Instructions for the task >> Exactly and only the lines from the one containing "Type out the text in this image." through the close of the entries below are to be set down.

Collected data:
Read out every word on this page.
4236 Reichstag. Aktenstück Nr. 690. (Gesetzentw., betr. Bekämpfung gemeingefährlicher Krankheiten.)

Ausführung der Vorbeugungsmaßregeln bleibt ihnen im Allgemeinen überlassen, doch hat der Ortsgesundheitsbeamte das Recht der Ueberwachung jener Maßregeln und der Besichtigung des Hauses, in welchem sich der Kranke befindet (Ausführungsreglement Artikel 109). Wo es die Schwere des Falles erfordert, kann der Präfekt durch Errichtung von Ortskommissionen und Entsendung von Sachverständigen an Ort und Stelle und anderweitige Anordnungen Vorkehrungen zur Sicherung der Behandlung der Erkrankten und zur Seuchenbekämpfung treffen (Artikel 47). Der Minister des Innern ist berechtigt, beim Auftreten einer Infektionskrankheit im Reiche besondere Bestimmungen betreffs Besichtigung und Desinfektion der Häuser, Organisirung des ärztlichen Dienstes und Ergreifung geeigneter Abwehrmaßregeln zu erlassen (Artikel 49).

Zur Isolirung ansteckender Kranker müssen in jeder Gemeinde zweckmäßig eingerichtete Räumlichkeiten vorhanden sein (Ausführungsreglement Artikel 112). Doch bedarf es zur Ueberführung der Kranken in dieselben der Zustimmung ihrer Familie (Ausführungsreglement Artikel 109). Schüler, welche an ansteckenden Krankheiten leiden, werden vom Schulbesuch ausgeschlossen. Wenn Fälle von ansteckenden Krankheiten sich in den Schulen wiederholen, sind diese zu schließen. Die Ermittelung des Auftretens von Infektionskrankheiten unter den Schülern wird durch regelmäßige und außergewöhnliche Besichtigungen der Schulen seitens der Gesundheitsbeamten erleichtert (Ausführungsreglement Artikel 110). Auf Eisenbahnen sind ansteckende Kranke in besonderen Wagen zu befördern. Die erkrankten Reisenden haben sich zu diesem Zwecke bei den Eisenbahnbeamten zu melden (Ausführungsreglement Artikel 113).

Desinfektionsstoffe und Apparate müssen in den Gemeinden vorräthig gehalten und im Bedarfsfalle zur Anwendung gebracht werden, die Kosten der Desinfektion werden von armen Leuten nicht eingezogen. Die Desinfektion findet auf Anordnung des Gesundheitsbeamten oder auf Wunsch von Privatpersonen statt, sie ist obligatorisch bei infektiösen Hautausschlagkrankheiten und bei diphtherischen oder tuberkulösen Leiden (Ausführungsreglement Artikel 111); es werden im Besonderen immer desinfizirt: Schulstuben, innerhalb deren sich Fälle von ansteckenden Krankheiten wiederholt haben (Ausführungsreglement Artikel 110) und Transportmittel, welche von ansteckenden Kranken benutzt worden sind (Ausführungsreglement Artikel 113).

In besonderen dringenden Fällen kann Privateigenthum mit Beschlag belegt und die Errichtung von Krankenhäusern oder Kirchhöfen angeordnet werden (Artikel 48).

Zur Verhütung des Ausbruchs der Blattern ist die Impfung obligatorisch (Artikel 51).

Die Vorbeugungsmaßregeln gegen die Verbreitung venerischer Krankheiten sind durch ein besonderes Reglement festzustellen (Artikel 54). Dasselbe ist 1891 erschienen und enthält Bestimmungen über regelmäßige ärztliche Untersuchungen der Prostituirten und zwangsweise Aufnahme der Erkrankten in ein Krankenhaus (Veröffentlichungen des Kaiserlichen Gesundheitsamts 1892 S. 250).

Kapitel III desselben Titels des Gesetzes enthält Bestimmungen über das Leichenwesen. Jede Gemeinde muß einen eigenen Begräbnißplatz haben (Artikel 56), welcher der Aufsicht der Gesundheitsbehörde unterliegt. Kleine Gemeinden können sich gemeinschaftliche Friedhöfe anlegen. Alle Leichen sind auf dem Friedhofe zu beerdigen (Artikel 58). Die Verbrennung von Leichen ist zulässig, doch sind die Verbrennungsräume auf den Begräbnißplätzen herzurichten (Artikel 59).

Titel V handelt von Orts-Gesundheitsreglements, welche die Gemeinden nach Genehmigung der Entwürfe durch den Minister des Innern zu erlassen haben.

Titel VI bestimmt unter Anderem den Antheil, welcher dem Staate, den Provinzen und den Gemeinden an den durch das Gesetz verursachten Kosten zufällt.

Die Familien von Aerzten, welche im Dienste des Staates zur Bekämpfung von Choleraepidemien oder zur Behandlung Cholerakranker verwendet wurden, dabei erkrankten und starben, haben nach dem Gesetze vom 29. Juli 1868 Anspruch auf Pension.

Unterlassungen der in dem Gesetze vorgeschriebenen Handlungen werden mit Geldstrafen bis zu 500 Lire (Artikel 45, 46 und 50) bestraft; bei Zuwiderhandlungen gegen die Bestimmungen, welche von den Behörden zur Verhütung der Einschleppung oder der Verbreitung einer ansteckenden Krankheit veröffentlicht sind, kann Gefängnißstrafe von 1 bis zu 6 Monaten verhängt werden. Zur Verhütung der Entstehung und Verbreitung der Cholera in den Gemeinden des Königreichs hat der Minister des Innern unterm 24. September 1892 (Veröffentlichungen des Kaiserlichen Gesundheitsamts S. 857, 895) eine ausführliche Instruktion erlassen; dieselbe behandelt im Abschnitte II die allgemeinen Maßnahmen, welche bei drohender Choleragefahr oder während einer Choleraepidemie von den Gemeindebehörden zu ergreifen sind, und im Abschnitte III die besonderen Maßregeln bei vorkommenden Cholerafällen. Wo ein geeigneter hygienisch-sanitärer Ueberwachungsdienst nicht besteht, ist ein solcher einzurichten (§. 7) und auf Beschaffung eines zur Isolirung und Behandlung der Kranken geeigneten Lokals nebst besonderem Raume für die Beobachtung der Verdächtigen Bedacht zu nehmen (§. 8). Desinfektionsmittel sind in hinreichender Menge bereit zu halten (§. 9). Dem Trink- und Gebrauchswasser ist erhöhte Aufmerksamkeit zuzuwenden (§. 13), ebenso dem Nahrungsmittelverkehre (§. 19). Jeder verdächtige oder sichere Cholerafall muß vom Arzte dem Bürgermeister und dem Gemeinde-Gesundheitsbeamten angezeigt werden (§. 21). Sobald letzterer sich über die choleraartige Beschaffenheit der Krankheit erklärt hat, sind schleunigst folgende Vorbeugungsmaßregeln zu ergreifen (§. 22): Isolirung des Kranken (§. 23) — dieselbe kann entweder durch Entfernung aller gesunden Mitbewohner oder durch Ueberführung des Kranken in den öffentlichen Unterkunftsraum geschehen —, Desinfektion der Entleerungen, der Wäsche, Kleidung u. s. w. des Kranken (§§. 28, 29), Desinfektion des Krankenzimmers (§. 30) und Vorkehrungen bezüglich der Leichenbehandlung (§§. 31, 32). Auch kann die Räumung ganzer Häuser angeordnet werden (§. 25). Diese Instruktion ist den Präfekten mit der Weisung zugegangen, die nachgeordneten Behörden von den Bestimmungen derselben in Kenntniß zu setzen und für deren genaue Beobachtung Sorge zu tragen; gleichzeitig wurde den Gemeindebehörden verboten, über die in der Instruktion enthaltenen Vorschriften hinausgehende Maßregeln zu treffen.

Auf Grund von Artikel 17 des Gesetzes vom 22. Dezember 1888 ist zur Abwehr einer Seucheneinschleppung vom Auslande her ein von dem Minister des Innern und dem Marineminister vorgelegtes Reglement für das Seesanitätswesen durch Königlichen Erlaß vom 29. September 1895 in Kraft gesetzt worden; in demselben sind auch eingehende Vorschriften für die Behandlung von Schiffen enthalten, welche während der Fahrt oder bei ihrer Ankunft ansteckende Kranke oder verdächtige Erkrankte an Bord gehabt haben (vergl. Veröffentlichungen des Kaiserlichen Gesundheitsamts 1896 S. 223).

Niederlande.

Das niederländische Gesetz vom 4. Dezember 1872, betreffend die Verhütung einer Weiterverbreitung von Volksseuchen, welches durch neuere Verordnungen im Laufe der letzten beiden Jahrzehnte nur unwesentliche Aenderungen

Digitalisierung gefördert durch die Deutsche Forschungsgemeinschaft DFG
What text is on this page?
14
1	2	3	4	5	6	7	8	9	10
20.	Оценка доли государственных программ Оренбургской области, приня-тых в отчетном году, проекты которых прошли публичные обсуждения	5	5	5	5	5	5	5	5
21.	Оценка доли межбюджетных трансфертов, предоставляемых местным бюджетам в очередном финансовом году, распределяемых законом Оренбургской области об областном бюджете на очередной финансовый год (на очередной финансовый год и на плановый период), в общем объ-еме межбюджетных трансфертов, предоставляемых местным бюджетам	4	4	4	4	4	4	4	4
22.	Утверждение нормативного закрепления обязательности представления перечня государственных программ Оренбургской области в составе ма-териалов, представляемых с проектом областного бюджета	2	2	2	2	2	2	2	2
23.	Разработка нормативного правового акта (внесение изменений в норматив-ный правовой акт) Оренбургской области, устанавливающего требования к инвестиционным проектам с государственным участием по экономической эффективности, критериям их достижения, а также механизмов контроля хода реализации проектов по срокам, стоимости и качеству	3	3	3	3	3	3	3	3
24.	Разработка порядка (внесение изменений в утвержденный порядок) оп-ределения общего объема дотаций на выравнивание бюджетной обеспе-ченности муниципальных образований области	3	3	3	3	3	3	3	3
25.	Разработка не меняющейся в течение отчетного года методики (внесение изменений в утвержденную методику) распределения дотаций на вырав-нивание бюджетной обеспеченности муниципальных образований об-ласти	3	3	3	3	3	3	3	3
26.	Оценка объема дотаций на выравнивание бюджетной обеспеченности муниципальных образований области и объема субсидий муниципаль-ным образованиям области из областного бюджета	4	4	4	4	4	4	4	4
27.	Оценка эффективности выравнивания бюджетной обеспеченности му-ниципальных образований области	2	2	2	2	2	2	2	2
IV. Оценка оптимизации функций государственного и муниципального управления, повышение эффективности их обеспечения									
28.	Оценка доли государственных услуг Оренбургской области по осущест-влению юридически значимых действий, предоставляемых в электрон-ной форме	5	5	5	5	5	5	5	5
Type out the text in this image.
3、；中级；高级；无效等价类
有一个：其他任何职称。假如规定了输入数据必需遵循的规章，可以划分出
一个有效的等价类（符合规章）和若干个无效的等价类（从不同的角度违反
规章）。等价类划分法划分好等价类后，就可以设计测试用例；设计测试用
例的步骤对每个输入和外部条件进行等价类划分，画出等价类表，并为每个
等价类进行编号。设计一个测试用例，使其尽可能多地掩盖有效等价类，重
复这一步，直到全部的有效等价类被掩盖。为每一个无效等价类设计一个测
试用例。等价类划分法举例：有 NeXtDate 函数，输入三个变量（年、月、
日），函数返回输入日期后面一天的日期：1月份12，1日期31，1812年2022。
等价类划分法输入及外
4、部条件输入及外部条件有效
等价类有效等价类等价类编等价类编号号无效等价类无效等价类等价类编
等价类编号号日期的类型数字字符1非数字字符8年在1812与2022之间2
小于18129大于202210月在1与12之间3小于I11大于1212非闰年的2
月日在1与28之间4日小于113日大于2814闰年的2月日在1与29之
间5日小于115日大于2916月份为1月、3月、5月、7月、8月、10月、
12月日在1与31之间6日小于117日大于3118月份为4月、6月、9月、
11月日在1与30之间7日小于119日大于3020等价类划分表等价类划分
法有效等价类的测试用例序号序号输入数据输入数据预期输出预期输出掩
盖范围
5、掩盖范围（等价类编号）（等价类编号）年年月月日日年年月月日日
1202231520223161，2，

Task solution >>
Type out the text in this image.
3、；中级；高级；无效等价类
有一个：其他任何职称。假如规定了输入数据必需遵循的规章，可以划分出
一个有效的等价类（符合规章）和若干个无效的等价类（从不同的角度违反
规章）。等价类划分法划分好等价类后，就可以设计测试用例；设计测试用
例的步骤对每个输入和外部条件进行等价类划分，画出等价类表，并为每个
等价类进行编号。设计一个测试用例，使其尽可能多地掩盖有效等价类，重
复这一步，直到全部的有效等价类被掩盖。为每一个无效等价类设计一个测
试用例。等价类划分法举例：有 NeXtDate 函数，输入三个变量（年、月、
日），函数返回输入日期后面一天的日期：1月份12，1日期31，1812年2022。
等价类划分法输入及外
4、部条件输入及外部条件有效
等价类有效等价类等价类编等价类编号号无效等价类无效等价类等价类编
等价类编号号日期的类型数字字符1非数字字符8年在1812与2022之间2
小于18129大于202210月在1与12之间3小于I11大于1212非闰年的2
月日在1与28之间4日小于113日大于2814闰年的2月日在1与29之
间5日小于115日大于2916月份为1月、3月、5月、7月、8月、10月、
12月日在1与31之间6日小于117日大于3118月份为4月、6月、9月、
11月日在1与30之间7日小于119日大于3020等价类划分表等价类划分
法有效等价类的测试用例序号序号输入数据输入数据预期输出预期输出掩
盖范围
5、掩盖范围（等价类编号）（等价类编号）年年月月日日年年月月日日
1202231520223161，2，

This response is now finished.